--- START OF Records for processing ---
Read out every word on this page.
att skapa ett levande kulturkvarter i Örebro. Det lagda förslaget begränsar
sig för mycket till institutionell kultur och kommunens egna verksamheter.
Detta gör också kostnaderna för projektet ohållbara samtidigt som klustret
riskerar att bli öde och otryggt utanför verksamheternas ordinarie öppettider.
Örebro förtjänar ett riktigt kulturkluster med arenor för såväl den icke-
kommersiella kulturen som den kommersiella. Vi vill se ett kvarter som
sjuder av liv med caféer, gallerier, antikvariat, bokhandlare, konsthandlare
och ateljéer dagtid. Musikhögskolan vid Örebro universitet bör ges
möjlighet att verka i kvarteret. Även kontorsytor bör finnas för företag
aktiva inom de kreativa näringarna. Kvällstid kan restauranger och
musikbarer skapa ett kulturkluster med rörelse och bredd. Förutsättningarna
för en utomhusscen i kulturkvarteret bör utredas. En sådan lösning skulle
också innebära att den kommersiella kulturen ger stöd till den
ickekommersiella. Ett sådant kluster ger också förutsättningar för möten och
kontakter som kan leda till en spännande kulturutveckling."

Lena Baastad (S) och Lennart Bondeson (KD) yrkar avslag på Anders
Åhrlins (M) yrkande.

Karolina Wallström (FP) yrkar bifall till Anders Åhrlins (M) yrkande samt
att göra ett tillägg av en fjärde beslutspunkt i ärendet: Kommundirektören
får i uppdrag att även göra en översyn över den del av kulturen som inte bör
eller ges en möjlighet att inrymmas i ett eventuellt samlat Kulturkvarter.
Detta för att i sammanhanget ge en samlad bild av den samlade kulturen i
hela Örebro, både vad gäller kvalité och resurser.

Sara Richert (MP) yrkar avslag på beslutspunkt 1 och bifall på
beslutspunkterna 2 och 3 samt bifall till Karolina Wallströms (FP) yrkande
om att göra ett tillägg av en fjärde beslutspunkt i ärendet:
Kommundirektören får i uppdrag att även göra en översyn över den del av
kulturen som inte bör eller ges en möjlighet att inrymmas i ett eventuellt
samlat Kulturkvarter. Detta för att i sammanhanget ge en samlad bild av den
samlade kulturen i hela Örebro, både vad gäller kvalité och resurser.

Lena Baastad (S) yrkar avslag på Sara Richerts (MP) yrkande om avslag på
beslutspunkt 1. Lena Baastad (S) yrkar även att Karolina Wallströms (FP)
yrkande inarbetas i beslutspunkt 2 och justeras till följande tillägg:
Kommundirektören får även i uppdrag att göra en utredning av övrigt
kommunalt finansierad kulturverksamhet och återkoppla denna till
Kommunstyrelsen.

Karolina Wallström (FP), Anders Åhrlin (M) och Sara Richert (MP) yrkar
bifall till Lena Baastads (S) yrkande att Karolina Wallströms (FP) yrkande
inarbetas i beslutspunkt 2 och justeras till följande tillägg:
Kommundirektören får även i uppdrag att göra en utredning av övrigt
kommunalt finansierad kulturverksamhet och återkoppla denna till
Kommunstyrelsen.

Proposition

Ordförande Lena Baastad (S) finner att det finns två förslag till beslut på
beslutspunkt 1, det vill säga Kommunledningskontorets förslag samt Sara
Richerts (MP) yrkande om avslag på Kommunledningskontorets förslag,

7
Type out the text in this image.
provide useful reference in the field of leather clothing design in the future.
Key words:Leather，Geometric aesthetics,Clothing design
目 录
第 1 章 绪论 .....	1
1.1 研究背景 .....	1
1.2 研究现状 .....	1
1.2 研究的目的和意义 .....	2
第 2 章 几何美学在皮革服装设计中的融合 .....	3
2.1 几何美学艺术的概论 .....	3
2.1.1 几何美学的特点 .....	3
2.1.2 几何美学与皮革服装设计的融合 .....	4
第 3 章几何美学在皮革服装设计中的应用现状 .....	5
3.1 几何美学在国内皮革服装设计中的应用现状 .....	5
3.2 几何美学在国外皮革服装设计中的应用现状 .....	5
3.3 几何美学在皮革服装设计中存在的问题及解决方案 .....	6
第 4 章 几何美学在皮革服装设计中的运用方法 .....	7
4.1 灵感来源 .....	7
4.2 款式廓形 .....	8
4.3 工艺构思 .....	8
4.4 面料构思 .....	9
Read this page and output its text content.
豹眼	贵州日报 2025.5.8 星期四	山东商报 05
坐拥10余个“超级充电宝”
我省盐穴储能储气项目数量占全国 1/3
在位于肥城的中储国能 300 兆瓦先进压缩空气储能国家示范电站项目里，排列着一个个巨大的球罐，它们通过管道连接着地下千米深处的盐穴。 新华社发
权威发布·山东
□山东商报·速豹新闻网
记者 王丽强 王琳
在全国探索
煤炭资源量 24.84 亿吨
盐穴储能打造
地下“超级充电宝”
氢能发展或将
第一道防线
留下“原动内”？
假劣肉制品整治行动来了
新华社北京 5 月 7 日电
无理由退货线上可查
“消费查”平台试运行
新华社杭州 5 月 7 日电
--- END OF Records for processing ---
__Problem details__: All of the data must be returned exactly.

__Result of the task__:
Read out every word on this page.
att skapa ett levande kulturkvarter i Örebro. Det lagda förslaget begränsar
sig för mycket till institutionell kultur och kommunens egna verksamheter.
Detta gör också kostnaderna för projektet ohållbara samtidigt som klustret
riskerar att bli öde och otryggt utanför verksamheternas ordinarie öppettider.
Örebro förtjänar ett riktigt kulturkluster med arenor för såväl den icke-
kommersiella kulturen som den kommersiella. Vi vill se ett kvarter som
sjuder av liv med caféer, gallerier, antikvariat, bokhandlare, konsthandlare
och ateljéer dagtid. Musikhögskolan vid Örebro universitet bör ges
möjlighet att verka i kvarteret. Även kontorsytor bör finnas för företag
aktiva inom de kreativa näringarna. Kvällstid kan restauranger och
musikbarer skapa ett kulturkluster med rörelse och bredd. Förutsättningarna
för en utomhusscen i kulturkvarteret bör utredas. En sådan lösning skulle
också innebära att den kommersiella kulturen ger stöd till den
ickekommersiella. Ett sådant kluster ger också förutsättningar för möten och
kontakter som kan leda till en spännande kulturutveckling."

Lena Baastad (S) och Lennart Bondeson (KD) yrkar avslag på Anders
Åhrlins (M) yrkande.

Karolina Wallström (FP) yrkar bifall till Anders Åhrlins (M) yrkande samt
att göra ett tillägg av en fjärde beslutspunkt i ärendet: Kommundirektören
får i uppdrag att även göra en översyn över den del av kulturen som inte bör
eller ges en möjlighet att inrymmas i ett eventuellt samlat Kulturkvarter.
Detta för att i sammanhanget ge en samlad bild av den samlade kulturen i
hela Örebro, både vad gäller kvalité och resurser.

Sara Richert (MP) yrkar avslag på beslutspunkt 1 och bifall på
beslutspunkterna 2 och 3 samt bifall till Karolina Wallströms (FP) yrkande
om att göra ett tillägg av en fjärde beslutspunkt i ärendet:
Kommundirektören får i uppdrag att även göra en översyn över den del av
kulturen som inte bör eller ges en möjlighet att inrymmas i ett eventuellt
samlat Kulturkvarter. Detta för att i sammanhanget ge en samlad bild av den
samlade kulturen i hela Örebro, både vad gäller kvalité och resurser.

Lena Baastad (S) yrkar avslag på Sara Richerts (MP) yrkande om avslag på
beslutspunkt 1. Lena Baastad (S) yrkar även att Karolina Wallströms (FP)
yrkande inarbetas i beslutspunkt 2 och justeras till följande tillägg:
Kommundirektören får även i uppdrag att göra en utredning av övrigt
kommunalt finansierad kulturverksamhet och återkoppla denna till
Kommunstyrelsen.

Karolina Wallström (FP), Anders Åhrlin (M) och Sara Richert (MP) yrkar
bifall till Lena Baastads (S) yrkande att Karolina Wallströms (FP) yrkande
inarbetas i beslutspunkt 2 och justeras till följande tillägg:
Kommundirektören får även i uppdrag att göra en utredning av övrigt
kommunalt finansierad kulturverksamhet och återkoppla denna till
Kommunstyrelsen.

Proposition

Ordförande Lena Baastad (S) finner att det finns två förslag till beslut på
beslutspunkt 1, det vill säga Kommunledningskontorets förslag samt Sara
Richerts (MP) yrkande om avslag på Kommunledningskontorets förslag,

7
Type out the text in this image.
provide useful reference in the field of leather clothing design in the future.
Key words:Leather，Geometric aesthetics,Clothing design
目 录
第 1 章 绪论 .....	1
1.1 研究背景 .....	1
1.2 研究现状 .....	1
1.2 研究的目的和意义 .....	2
第 2 章 几何美学在皮革服装设计中的融合 .....	3
2.1 几何美学艺术的概论 .....	3
2.1.1 几何美学的特点 .....	3
2.1.2 几何美学与皮革服装设计的融合 .....	4
第 3 章几何美学在皮革服装设计中的应用现状 .....	5
3.1 几何美学在国内皮革服装设计中的应用现状 .....	5
3.2 几何美学在国外皮革服装设计中的应用现状 .....	5
3.3 几何美学在皮革服装设计中存在的问题及解决方案 .....	6
第 4 章 几何美学在皮革服装设计中的运用方法 .....	7
4.1 灵感来源 .....	7
4.2 款式廓形 .....	8
4.3 工艺构思 .....	8
4.4 面料构思 .....	9
Read this page and output its text content.
豹眼	贵州日报 2025.5.8 星期四	山东商报 05
坐拥10余个“超级充电宝”
我省盐穴储能储气项目数量占全国 1/3
在位于肥城的中储国能 300 兆瓦先进压缩空气储能国家示范电站项目里，排列着一个个巨大的球罐，它们通过管道连接着地下千米深处的盐穴。 新华社发
权威发布·山东
□山东商报·速豹新闻网
记者 王丽强 王琳
在全国探索
煤炭资源量 24.84 亿吨
盐穴储能打造
地下“超级充电宝”
氢能发展或将
第一道防线
留下“原动内”？
假劣肉制品整治行动来了
新华社北京 5 月 7 日电
无理由退货线上可查
“消费查”平台试运行
新华社杭州 5 月 7 日电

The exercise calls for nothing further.